- _The request_
Produce the listing below again, exactly as shown.

- _Supplied information_
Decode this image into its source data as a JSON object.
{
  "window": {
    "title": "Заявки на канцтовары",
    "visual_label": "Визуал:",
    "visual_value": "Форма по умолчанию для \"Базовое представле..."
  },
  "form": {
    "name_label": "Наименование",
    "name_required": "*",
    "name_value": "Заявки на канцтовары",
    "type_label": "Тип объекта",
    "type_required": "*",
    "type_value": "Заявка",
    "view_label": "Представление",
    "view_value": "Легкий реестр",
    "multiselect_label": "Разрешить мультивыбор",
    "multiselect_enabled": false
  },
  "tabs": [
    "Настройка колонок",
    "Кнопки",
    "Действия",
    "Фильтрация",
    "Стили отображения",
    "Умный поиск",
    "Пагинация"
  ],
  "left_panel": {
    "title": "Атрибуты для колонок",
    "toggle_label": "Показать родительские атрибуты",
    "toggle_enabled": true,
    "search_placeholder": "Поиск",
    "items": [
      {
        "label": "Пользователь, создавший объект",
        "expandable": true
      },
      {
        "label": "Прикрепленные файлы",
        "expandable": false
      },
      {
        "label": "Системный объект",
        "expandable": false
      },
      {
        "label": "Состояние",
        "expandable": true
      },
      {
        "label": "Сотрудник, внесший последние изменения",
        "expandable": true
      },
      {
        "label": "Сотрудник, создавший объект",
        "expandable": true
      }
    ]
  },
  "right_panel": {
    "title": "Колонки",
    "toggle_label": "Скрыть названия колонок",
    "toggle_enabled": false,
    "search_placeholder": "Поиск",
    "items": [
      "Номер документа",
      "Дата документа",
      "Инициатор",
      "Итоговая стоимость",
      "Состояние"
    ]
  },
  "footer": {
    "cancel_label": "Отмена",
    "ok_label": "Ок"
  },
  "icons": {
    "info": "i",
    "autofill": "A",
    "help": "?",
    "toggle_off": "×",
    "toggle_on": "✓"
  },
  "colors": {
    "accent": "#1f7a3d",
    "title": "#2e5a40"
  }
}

- _Complete response_
Decode this image into its source data as a JSON object.
{
  "window": {
    "title": "Заявки на канцтовары",
    "visual_label": "Визуал:",
    "visual_value": "Форма по умолчанию для \"Базовое представле..."
  },
  "form": {
    "name_label": "Наименование",
    "name_required": "*",
    "name_value": "Заявки на канцтовары",
    "type_label": "Тип объекта",
    "type_required": "*",
    "type_value": "Заявка",
    "view_label": "Представление",
    "view_value": "Легкий реестр",
    "multiselect_label": "Разрешить мультивыбор",
    "multiselect_enabled": false
  },
  "tabs": [
    "Настройка колонок",
    "Кнопки",
    "Действия",
    "Фильтрация",
    "Стили отображения",
    "Умный поиск",
    "Пагинация"
  ],
  "left_panel": {
    "title": "Атрибуты для колонок",
    "toggle_label": "Показать родительские атрибуты",
    "toggle_enabled": true,
    "search_placeholder": "Поиск",
    "items": [
      {
        "label": "Пользователь, создавший объект",
        "expandable": true
      },
      {
        "label": "Прикрепленные файлы",
        "expandable": false
      },
      {
        "label": "Системный объект",
        "expandable": false
      },
      {
        "label": "Состояние",
        "expandable": true
      },
      {
        "label": "Сотрудник, внесший последние изменения",
        "expandable": true
      },
      {
        "label": "Сотрудник, создавший объект",
        "expandable": true
      }
    ]
  },
  "right_panel": {
    "title": "Колонки",
    "toggle_label": "Скрыть названия колонок",
    "toggle_enabled": false,
    "search_placeholder": "Поиск",
    "items": [
      "Номер документа",
      "Дата документа",
      "Инициатор",
      "Итоговая стоимость",
      "Состояние"
    ]
  },
  "footer": {
    "cancel_label": "Отмена",
    "ok_label": "Ок"
  },
  "icons": {
    "info": "i",
    "autofill": "A",
    "help": "?",
    "toggle_off": "×",
    "toggle_on": "✓"
  },
  "colors": {
    "accent": "#1f7a3d",
    "title": "#2e5a40"
  }
}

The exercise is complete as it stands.